TASK TO COMPLETE: Transcribe each line exactly.

EXTRACTED INFORMATION:
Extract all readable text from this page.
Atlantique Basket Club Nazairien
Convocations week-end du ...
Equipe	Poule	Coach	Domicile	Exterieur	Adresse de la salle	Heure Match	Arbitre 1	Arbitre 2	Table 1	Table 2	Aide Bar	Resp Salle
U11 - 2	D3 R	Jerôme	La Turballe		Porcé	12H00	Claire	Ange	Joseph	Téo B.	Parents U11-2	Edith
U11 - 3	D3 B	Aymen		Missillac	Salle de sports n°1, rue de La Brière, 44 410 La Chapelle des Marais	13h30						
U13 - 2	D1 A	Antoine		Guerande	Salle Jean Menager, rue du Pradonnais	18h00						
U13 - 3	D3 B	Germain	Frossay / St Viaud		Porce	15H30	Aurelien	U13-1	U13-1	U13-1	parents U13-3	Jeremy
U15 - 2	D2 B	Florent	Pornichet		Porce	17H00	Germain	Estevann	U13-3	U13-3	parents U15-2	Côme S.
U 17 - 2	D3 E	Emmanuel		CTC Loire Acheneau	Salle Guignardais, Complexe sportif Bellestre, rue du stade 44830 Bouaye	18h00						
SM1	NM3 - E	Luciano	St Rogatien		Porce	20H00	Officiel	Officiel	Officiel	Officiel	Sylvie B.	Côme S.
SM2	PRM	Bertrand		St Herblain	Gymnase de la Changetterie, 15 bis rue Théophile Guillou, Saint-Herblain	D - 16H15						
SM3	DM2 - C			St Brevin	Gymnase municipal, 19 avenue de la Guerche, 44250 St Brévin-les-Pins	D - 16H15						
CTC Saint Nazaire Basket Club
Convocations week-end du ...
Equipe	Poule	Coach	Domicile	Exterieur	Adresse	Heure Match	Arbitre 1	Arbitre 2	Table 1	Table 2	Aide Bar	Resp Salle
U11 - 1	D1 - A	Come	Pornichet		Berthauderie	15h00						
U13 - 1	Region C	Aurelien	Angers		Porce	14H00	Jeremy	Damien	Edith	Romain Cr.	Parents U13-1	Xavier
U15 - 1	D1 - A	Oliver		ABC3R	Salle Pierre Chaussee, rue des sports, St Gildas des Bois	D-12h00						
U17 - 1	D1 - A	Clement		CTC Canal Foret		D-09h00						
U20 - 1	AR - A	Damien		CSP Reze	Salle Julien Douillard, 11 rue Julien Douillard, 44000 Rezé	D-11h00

REPLY TO THE EXERCISE:
Extract all readable text from this page.
Atlantique Basket Club Nazairien
Convocations week-end du ...
Equipe	Poule	Coach	Domicile	Exterieur	Adresse de la salle	Heure Match	Arbitre 1	Arbitre 2	Table 1	Table 2	Aide Bar	Resp Salle
U11 - 2	D3 R	Jerôme	La Turballe		Porcé	12H00	Claire	Ange	Joseph	Téo B.	Parents U11-2	Edith
U11 - 3	D3 B	Aymen		Missillac	Salle de sports n°1, rue de La Brière, 44 410 La Chapelle des Marais	13h30						
U13 - 2	D1 A	Antoine		Guerande	Salle Jean Menager, rue du Pradonnais	18h00						
U13 - 3	D3 B	Germain	Frossay / St Viaud		Porce	15H30	Aurelien	U13-1	U13-1	U13-1	parents U13-3	Jeremy
U15 - 2	D2 B	Florent	Pornichet		Porce	17H00	Germain	Estevann	U13-3	U13-3	parents U15-2	Côme S.
U 17 - 2	D3 E	Emmanuel		CTC Loire Acheneau	Salle Guignardais, Complexe sportif Bellestre, rue du stade 44830 Bouaye	18h00						
SM1	NM3 - E	Luciano	St Rogatien		Porce	20H00	Officiel	Officiel	Officiel	Officiel	Sylvie B.	Côme S.
SM2	PRM	Bertrand		St Herblain	Gymnase de la Changetterie, 15 bis rue Théophile Guillou, Saint-Herblain	D - 16H15						
SM3	DM2 - C			St Brevin	Gymnase municipal, 19 avenue de la Guerche, 44250 St Brévin-les-Pins	D - 16H15						
CTC Saint Nazaire Basket Club
Convocations week-end du ...
Equipe	Poule	Coach	Domicile	Exterieur	Adresse	Heure Match	Arbitre 1	Arbitre 2	Table 1	Table 2	Aide Bar	Resp Salle
U11 - 1	D1 - A	Come	Pornichet		Berthauderie	15h00						
U13 - 1	Region C	Aurelien	Angers		Porce	14H00	Jeremy	Damien	Edith	Romain Cr.	Parents U13-1	Xavier
U15 - 1	D1 - A	Oliver		ABC3R	Salle Pierre Chaussee, rue des sports, St Gildas des Bois	D-12h00						
U17 - 1	D1 - A	Clement		CTC Canal Foret		D-09h00						
U20 - 1	AR - A	Damien		CSP Reze	Salle Julien Douillard, 11 rue Julien Douillard, 44000 Rezé	D-11h00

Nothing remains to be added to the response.